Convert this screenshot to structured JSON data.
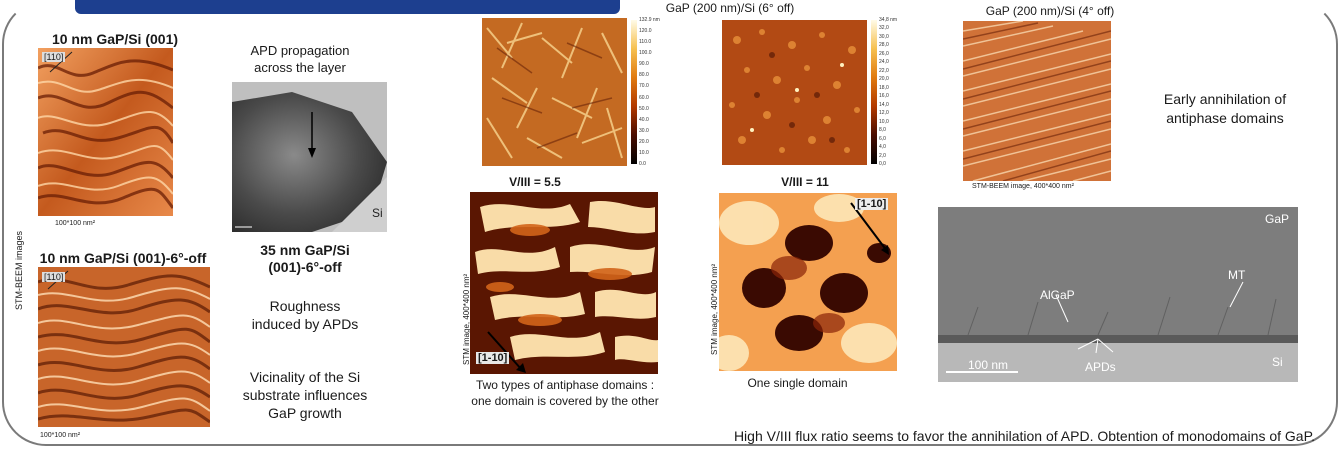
{
  "left_column": {
    "title_top": "10 nm GaP/Si (001)",
    "title_bottom": "10 nm GaP/Si (001)-6°-off",
    "dir_label_top": "[110]",
    "dir_label_bottom": "[110]",
    "scale_top": "100*100 nm²",
    "scale_bottom": "100*100 nm²",
    "side_label": "STM-BEEM images"
  },
  "tem_column": {
    "caption_top_line1": "APD propagation",
    "caption_top_line2": "across the layer",
    "si_label": "Si",
    "title_line1": "35 nm GaP/Si",
    "title_line2": "(001)-6°-off",
    "note1_line1": "Roughness",
    "note1_line2": "induced by APDs",
    "note2_line1": "Vicinality of the Si",
    "note2_line2": "substrate influences",
    "note2_line3": "GaP growth"
  },
  "afm_left": {
    "colorbar_ticks": [
      "132.9 nm",
      "120.0",
      "110.0",
      "100.0",
      "90.0",
      "80.0",
      "70.0",
      "60.0",
      "50.0",
      "40.0",
      "30.0",
      "20.0",
      "10.0",
      "0.0"
    ],
    "ratio_label": "V/III = 5.5",
    "stm_side": "STM image, 400*400 nm²",
    "dir_label": "[1-10]",
    "caption_line1": "Two types of antiphase domains :",
    "caption_line2": "one domain is covered by the other"
  },
  "afm_mid": {
    "header": "GaP (200 nm)/Si (6° off)",
    "colorbar_ticks": [
      "34,8 nm",
      "32,0",
      "30,0",
      "28,0",
      "26,0",
      "24,0",
      "22,0",
      "20,0",
      "18,0",
      "16,0",
      "14,0",
      "12,0",
      "10,0",
      "8,0",
      "6,0",
      "4,0",
      "2,0",
      "0,0"
    ],
    "ratio_label": "V/III = 11",
    "stm_side": "STM image, 400*400 nm²",
    "dir_label": "[1-10]",
    "caption": "One single domain"
  },
  "right_column": {
    "header": "GaP (200 nm)/Si (4° off)",
    "stm_caption": "STM-BEEM image, 400*400 nm²",
    "note_line1": "Early annihilation of",
    "note_line2": "antiphase domains",
    "tem_gap": "GaP",
    "tem_mt": "MT",
    "tem_algap": "AlGaP",
    "tem_si": "Si",
    "tem_apds": "APDs",
    "tem_scale": "100 nm"
  },
  "bottom_note": "High V/III flux ratio seems to favor the annihilation of APD. Obtention of monodomains of GaP."
}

########################################

**Problem requirements:**
Output each line exactly; omit every picture.

**Solved problem:**
Convert this screenshot to structured JSON data.
{
  "left_column": {
    "title_top": "10 nm GaP/Si (001)",
    "title_bottom": "10 nm GaP/Si (001)-6°-off",
    "dir_label_top": "[110]",
    "dir_label_bottom": "[110]",
    "scale_top": "100*100 nm²",
    "scale_bottom": "100*100 nm²",
    "side_label": "STM-BEEM images"
  },
  "tem_column": {
    "caption_top_line1": "APD propagation",
    "caption_top_line2": "across the layer",
    "si_label": "Si",
    "title_line1": "35 nm GaP/Si",
    "title_line2": "(001)-6°-off",
    "note1_line1": "Roughness",
    "note1_line2": "induced by APDs",
    "note2_line1": "Vicinality of the Si",
    "note2_line2": "substrate influences",
    "note2_line3": "GaP growth"
  },
  "afm_left": {
    "colorbar_ticks": [
      "132.9 nm",
      "120.0",
      "110.0",
      "100.0",
      "90.0",
      "80.0",
      "70.0",
      "60.0",
      "50.0",
      "40.0",
      "30.0",
      "20.0",
      "10.0",
      "0.0"
    ],
    "ratio_label": "V/III = 5.5",
    "stm_side": "STM image, 400*400 nm²",
    "dir_label": "[1-10]",
    "caption_line1": "Two types of antiphase domains :",
    "caption_line2": "one domain is covered by the other"
  },
  "afm_mid": {
    "header": "GaP (200 nm)/Si (6° off)",
    "colorbar_ticks": [
      "34,8 nm",
      "32,0",
      "30,0",
      "28,0",
      "26,0",
      "24,0",
      "22,0",
      "20,0",
      "18,0",
      "16,0",
      "14,0",
      "12,0",
      "10,0",
      "8,0",
      "6,0",
      "4,0",
      "2,0",
      "0,0"
    ],
    "ratio_label": "V/III = 11",
    "stm_side": "STM image, 400*400 nm²",
    "dir_label": "[1-10]",
    "caption": "One single domain"
  },
  "right_column": {
    "header": "GaP (200 nm)/Si (4° off)",
    "stm_caption": "STM-BEEM image, 400*400 nm²",
    "note_line1": "Early annihilation of",
    "note_line2": "antiphase domains",
    "tem_gap": "GaP",
    "tem_mt": "MT",
    "tem_algap": "AlGaP",
    "tem_si": "Si",
    "tem_apds": "APDs",
    "tem_scale": "100 nm"
  },
  "bottom_note": "High V/III flux ratio seems to favor the annihilation of APD. Obtention of monodomains of GaP."
}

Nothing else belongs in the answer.